» SOURCE DATA:
[start]
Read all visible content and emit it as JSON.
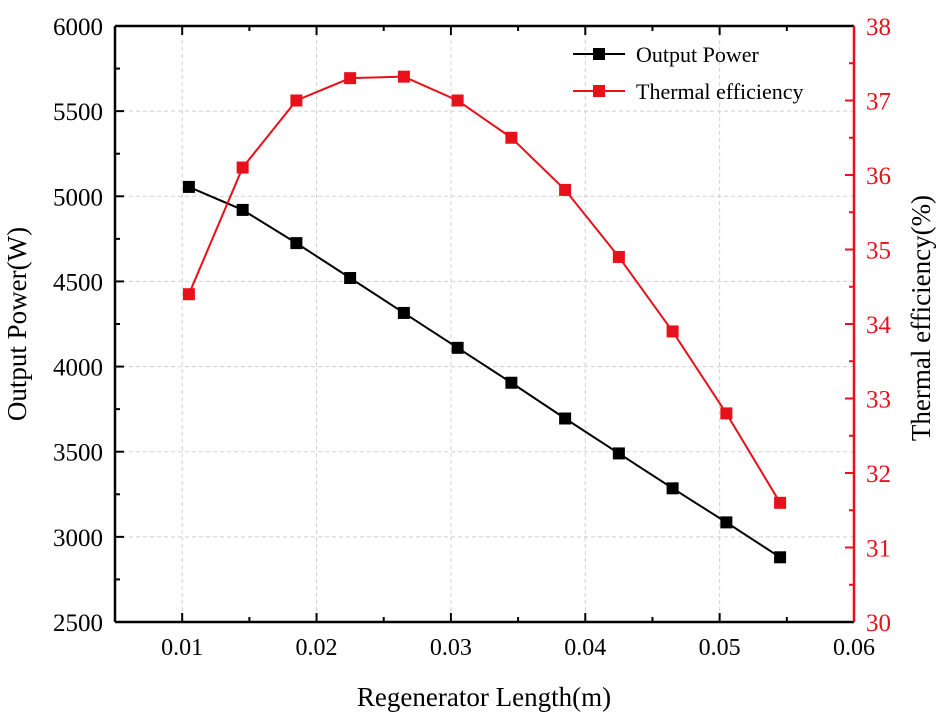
{
  "chart_data": {
    "type": "line",
    "xlabel": "Regenerator Length(m)",
    "ylabel": "Output Power(W)",
    "y2label": "Thermal efficiency(%)",
    "xlim": [
      0.005,
      0.06
    ],
    "ylim": [
      2500,
      6000
    ],
    "y2lim": [
      30,
      38
    ],
    "grid": true,
    "legend_position": "top-right",
    "x_ticks": [
      "0.01",
      "0.02",
      "0.03",
      "0.04",
      "0.05",
      "0.06"
    ],
    "y_ticks": [
      "2500",
      "3000",
      "3500",
      "4000",
      "4500",
      "5000",
      "5500",
      "6000"
    ],
    "y2_ticks": [
      "30",
      "31",
      "32",
      "33",
      "34",
      "35",
      "36",
      "37",
      "38"
    ],
    "x": [
      0.0105,
      0.0145,
      0.0185,
      0.0225,
      0.0265,
      0.0305,
      0.0345,
      0.0385,
      0.0425,
      0.0465,
      0.0505,
      0.0545
    ],
    "series": [
      {
        "name": "Output Power",
        "axis": "left",
        "color": "#000000",
        "values": [
          5055,
          4920,
          4725,
          4520,
          4315,
          4110,
          3905,
          3695,
          3490,
          3285,
          3085,
          2880
        ]
      },
      {
        "name": "Thermal efficiency",
        "axis": "right",
        "color": "#e8101a",
        "values": [
          34.4,
          36.1,
          37.0,
          37.3,
          37.32,
          37.0,
          36.5,
          35.8,
          34.9,
          33.9,
          32.8,
          31.6
        ]
      }
    ]
  }
}
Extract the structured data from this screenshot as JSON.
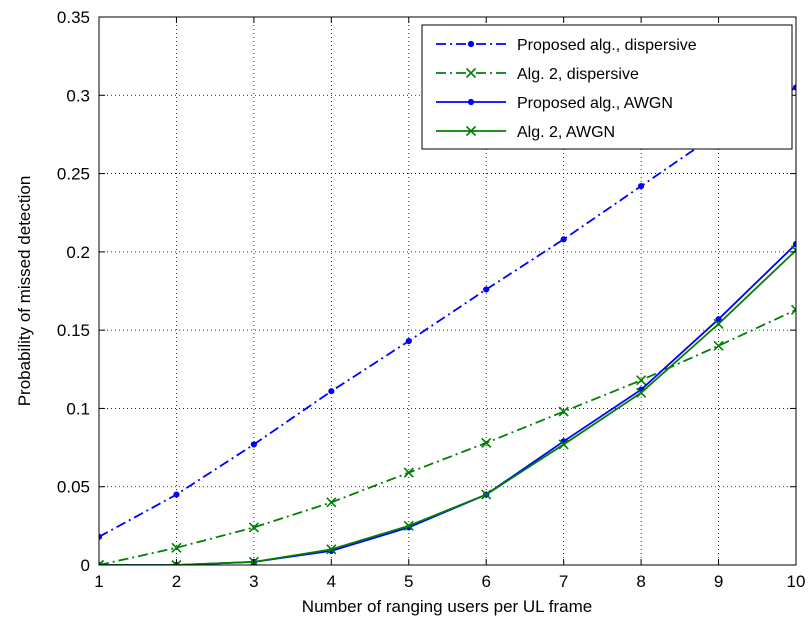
{
  "chart_data": {
    "type": "line",
    "title": "",
    "xlabel": "Number of ranging users per UL frame",
    "ylabel": "Probability of missed detection",
    "xlim": [
      1,
      10
    ],
    "ylim": [
      0,
      0.35
    ],
    "xticks": [
      "1",
      "2",
      "3",
      "4",
      "5",
      "6",
      "7",
      "8",
      "9",
      "10"
    ],
    "yticks": [
      "0",
      "0.05",
      "0.1",
      "0.15",
      "0.2",
      "0.25",
      "0.3",
      "0.35"
    ],
    "grid": true,
    "legend_position": "top-right",
    "x": [
      1,
      2,
      3,
      4,
      5,
      6,
      7,
      8,
      9,
      10
    ],
    "series": [
      {
        "name": "Proposed alg., dispersive",
        "color": "#0000ff",
        "line": "dashdot",
        "marker": "dot",
        "values": [
          0.018,
          0.045,
          0.077,
          0.111,
          0.143,
          0.176,
          0.208,
          0.242,
          0.276,
          0.305
        ]
      },
      {
        "name": "Alg. 2, dispersive",
        "color": "#008000",
        "line": "dashdot",
        "marker": "x",
        "values": [
          0.0,
          0.011,
          0.024,
          0.04,
          0.059,
          0.078,
          0.098,
          0.118,
          0.14,
          0.163
        ]
      },
      {
        "name": "Proposed alg., AWGN",
        "color": "#0000ff",
        "line": "solid",
        "marker": "dot",
        "values": [
          0.0,
          0.0,
          0.002,
          0.009,
          0.024,
          0.045,
          0.079,
          0.112,
          0.157,
          0.205
        ]
      },
      {
        "name": "Alg. 2, AWGN",
        "color": "#008000",
        "line": "solid",
        "marker": "x",
        "values": [
          0.0,
          0.0,
          0.002,
          0.01,
          0.025,
          0.045,
          0.077,
          0.11,
          0.154,
          0.201
        ]
      }
    ]
  }
}
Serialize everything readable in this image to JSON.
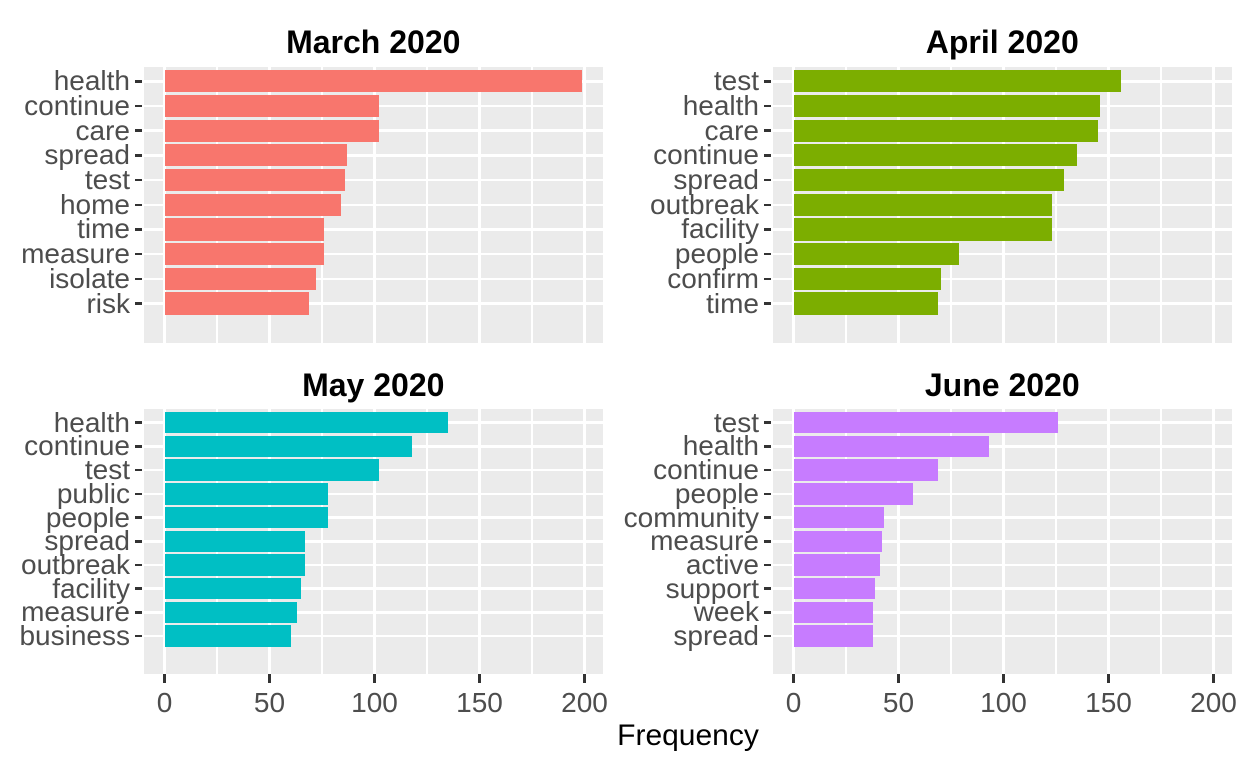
{
  "figure": {
    "xlabel": "Frequency",
    "background": "#FFFFFF",
    "panel_background": "#EBEBEB",
    "gridline_color": "#FFFFFF",
    "axis_text_color": "#4D4D4D",
    "tick_mark_color": "#333333",
    "title_color": "#000000",
    "x_axis": {
      "ticks": [
        0,
        50,
        100,
        150,
        200
      ],
      "minor_ticks": [
        25,
        75,
        125,
        175
      ],
      "limits": [
        0,
        200
      ]
    }
  },
  "chart_data": [
    {
      "type": "bar",
      "orientation": "horizontal",
      "title": "March 2020",
      "color": "#F8766D",
      "categories": [
        "health",
        "continue",
        "care",
        "spread",
        "test",
        "home",
        "time",
        "measure",
        "isolate",
        "risk"
      ],
      "values": [
        199,
        102,
        102,
        87,
        86,
        84,
        76,
        76,
        72,
        69
      ],
      "xlabel": "Frequency",
      "xlim": [
        0,
        200
      ],
      "x_ticks": [
        0,
        50,
        100,
        150,
        200
      ],
      "grid": true,
      "legend": "none"
    },
    {
      "type": "bar",
      "orientation": "horizontal",
      "title": "April 2020",
      "color": "#7CAE00",
      "categories": [
        "test",
        "health",
        "care",
        "continue",
        "spread",
        "outbreak",
        "facility",
        "people",
        "confirm",
        "time"
      ],
      "values": [
        156,
        146,
        145,
        135,
        129,
        123,
        123,
        79,
        70,
        69
      ],
      "xlabel": "Frequency",
      "xlim": [
        0,
        200
      ],
      "x_ticks": [
        0,
        50,
        100,
        150,
        200
      ],
      "grid": true,
      "legend": "none"
    },
    {
      "type": "bar",
      "orientation": "horizontal",
      "title": "May 2020",
      "color": "#00BFC4",
      "categories": [
        "health",
        "continue",
        "test",
        "public",
        "people",
        "spread",
        "outbreak",
        "facility",
        "measure",
        "business"
      ],
      "values": [
        135,
        118,
        102,
        78,
        78,
        67,
        67,
        65,
        63,
        60
      ],
      "xlabel": "Frequency",
      "xlim": [
        0,
        200
      ],
      "x_ticks": [
        0,
        50,
        100,
        150,
        200
      ],
      "grid": true,
      "legend": "none"
    },
    {
      "type": "bar",
      "orientation": "horizontal",
      "title": "June 2020",
      "color": "#C77CFF",
      "categories": [
        "test",
        "health",
        "continue",
        "people",
        "community",
        "measure",
        "active",
        "support",
        "week",
        "spread"
      ],
      "values": [
        126,
        93,
        69,
        57,
        43,
        42,
        41,
        39,
        38,
        38
      ],
      "xlabel": "Frequency",
      "xlim": [
        0,
        200
      ],
      "x_ticks": [
        0,
        50,
        100,
        150,
        200
      ],
      "grid": true,
      "legend": "none"
    }
  ]
}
[end]
» SHORT EXERCISE: Reproduce each record above by retyping it exactly; omit all images.

» SOLUTION TO THE PROBLEM:
Read all visible content and emit it as JSON.
{
  "chart_data": {
    "type": "line",
    "xlabel": "Regenerator Length(m)",
    "ylabel": "Output Power(W)",
    "y2label": "Thermal efficiency(%)",
    "xlim": [
      0.005,
      0.06
    ],
    "ylim": [
      2500,
      6000
    ],
    "y2lim": [
      30,
      38
    ],
    "grid": true,
    "legend_position": "top-right",
    "x_ticks": [
      "0.01",
      "0.02",
      "0.03",
      "0.04",
      "0.05",
      "0.06"
    ],
    "y_ticks": [
      "2500",
      "3000",
      "3500",
      "4000",
      "4500",
      "5000",
      "5500",
      "6000"
    ],
    "y2_ticks": [
      "30",
      "31",
      "32",
      "33",
      "34",
      "35",
      "36",
      "37",
      "38"
    ],
    "x": [
      0.0105,
      0.0145,
      0.0185,
      0.0225,
      0.0265,
      0.0305,
      0.0345,
      0.0385,
      0.0425,
      0.0465,
      0.0505,
      0.0545
    ],
    "series": [
      {
        "name": "Output Power",
        "axis": "left",
        "color": "#000000",
        "values": [
          5055,
          4920,
          4725,
          4520,
          4315,
          4110,
          3905,
          3695,
          3490,
          3285,
          3085,
          2880
        ]
      },
      {
        "name": "Thermal efficiency",
        "axis": "right",
        "color": "#e8101a",
        "values": [
          34.4,
          36.1,
          37.0,
          37.3,
          37.32,
          37.0,
          36.5,
          35.8,
          34.9,
          33.9,
          32.8,
          31.6
        ]
      }
    ]
  }
}
Extract the structured data from this screenshot as JSON.
{
  "chart_data": {
    "type": "line",
    "title": "",
    "xlabel": "Number of ranging users per UL frame",
    "ylabel": "Probability of missed detection",
    "xlim": [
      1,
      10
    ],
    "ylim": [
      0,
      0.35
    ],
    "xticks": [
      "1",
      "2",
      "3",
      "4",
      "5",
      "6",
      "7",
      "8",
      "9",
      "10"
    ],
    "yticks": [
      "0",
      "0.05",
      "0.1",
      "0.15",
      "0.2",
      "0.25",
      "0.3",
      "0.35"
    ],
    "grid": true,
    "legend_position": "top-right",
    "x": [
      1,
      2,
      3,
      4,
      5,
      6,
      7,
      8,
      9,
      10
    ],
    "series": [
      {
        "name": "Proposed alg., dispersive",
        "color": "#0000ff",
        "line": "dashdot",
        "marker": "dot",
        "values": [
          0.018,
          0.045,
          0.077,
          0.111,
          0.143,
          0.176,
          0.208,
          0.242,
          0.276,
          0.305
        ]
      },
      {
        "name": "Alg. 2, dispersive",
        "color": "#008000",
        "line": "dashdot",
        "marker": "x",
        "values": [
          0.0,
          0.011,
          0.024,
          0.04,
          0.059,
          0.078,
          0.098,
          0.118,
          0.14,
          0.163
        ]
      },
      {
        "name": "Proposed alg., AWGN",
        "color": "#0000ff",
        "line": "solid",
        "marker": "dot",
        "values": [
          0.0,
          0.0,
          0.002,
          0.009,
          0.024,
          0.045,
          0.079,
          0.112,
          0.157,
          0.205
        ]
      },
      {
        "name": "Alg. 2, AWGN",
        "color": "#008000",
        "line": "solid",
        "marker": "x",
        "values": [
          0.0,
          0.0,
          0.002,
          0.01,
          0.025,
          0.045,
          0.077,
          0.11,
          0.154,
          0.201
        ]
      }
    ]
  }
}
Serialize everything readable in this image to JSON.
{
  "figure": {
    "xlabel": "Frequency",
    "background": "#FFFFFF",
    "panel_background": "#EBEBEB",
    "gridline_color": "#FFFFFF",
    "axis_text_color": "#4D4D4D",
    "tick_mark_color": "#333333",
    "title_color": "#000000",
    "x_axis": {
      "ticks": [
        0,
        50,
        100,
        150,
        200
      ],
      "minor_ticks": [
        25,
        75,
        125,
        175
      ],
      "limits": [
        0,
        200
      ]
    }
  },
  "chart_data": [
    {
      "type": "bar",
      "orientation": "horizontal",
      "title": "March 2020",
      "color": "#F8766D",
      "categories": [
        "health",
        "continue",
        "care",
        "spread",
        "test",
        "home",
        "time",
        "measure",
        "isolate",
        "risk"
      ],
      "values": [
        199,
        102,
        102,
        87,
        86,
        84,
        76,
        76,
        72,
        69
      ],
      "xlabel": "Frequency",
      "xlim": [
        0,
        200
      ],
      "x_ticks": [
        0,
        50,
        100,
        150,
        200
      ],
      "grid": true,
      "legend": "none"
    },
    {
      "type": "bar",
      "orientation": "horizontal",
      "title": "April 2020",
      "color": "#7CAE00",
      "categories": [
        "test",
        "health",
        "care",
        "continue",
        "spread",
        "outbreak",
        "facility",
        "people",
        "confirm",
        "time"
      ],
      "values": [
        156,
        146,
        145,
        135,
        129,
        123,
        123,
        79,
        70,
        69
      ],
      "xlabel": "Frequency",
      "xlim": [
        0,
        200
      ],
      "x_ticks": [
        0,
        50,
        100,
        150,
        200
      ],
      "grid": true,
      "legend": "none"
    },
    {
      "type": "bar",
      "orientation": "horizontal",
      "title": "May 2020",
      "color": "#00BFC4",
      "categories": [
        "health",
        "continue",
        "test",
        "public",
        "people",
        "spread",
        "outbreak",
        "facility",
        "measure",
        "business"
      ],
      "values": [
        135,
        118,
        102,
        78,
        78,
        67,
        67,
        65,
        63,
        60
      ],
      "xlabel": "Frequency",
      "xlim": [
        0,
        200
      ],
      "x_ticks": [
        0,
        50,
        100,
        150,
        200
      ],
      "grid": true,
      "legend": "none"
    },
    {
      "type": "bar",
      "orientation": "horizontal",
      "title": "June 2020",
      "color": "#C77CFF",
      "categories": [
        "test",
        "health",
        "continue",
        "people",
        "community",
        "measure",
        "active",
        "support",
        "week",
        "spread"
      ],
      "values": [
        126,
        93,
        69,
        57,
        43,
        42,
        41,
        39,
        38,
        38
      ],
      "xlabel": "Frequency",
      "xlim": [
        0,
        200
      ],
      "x_ticks": [
        0,
        50,
        100,
        150,
        200
      ],
      "grid": true,
      "legend": "none"
    }
  ]
}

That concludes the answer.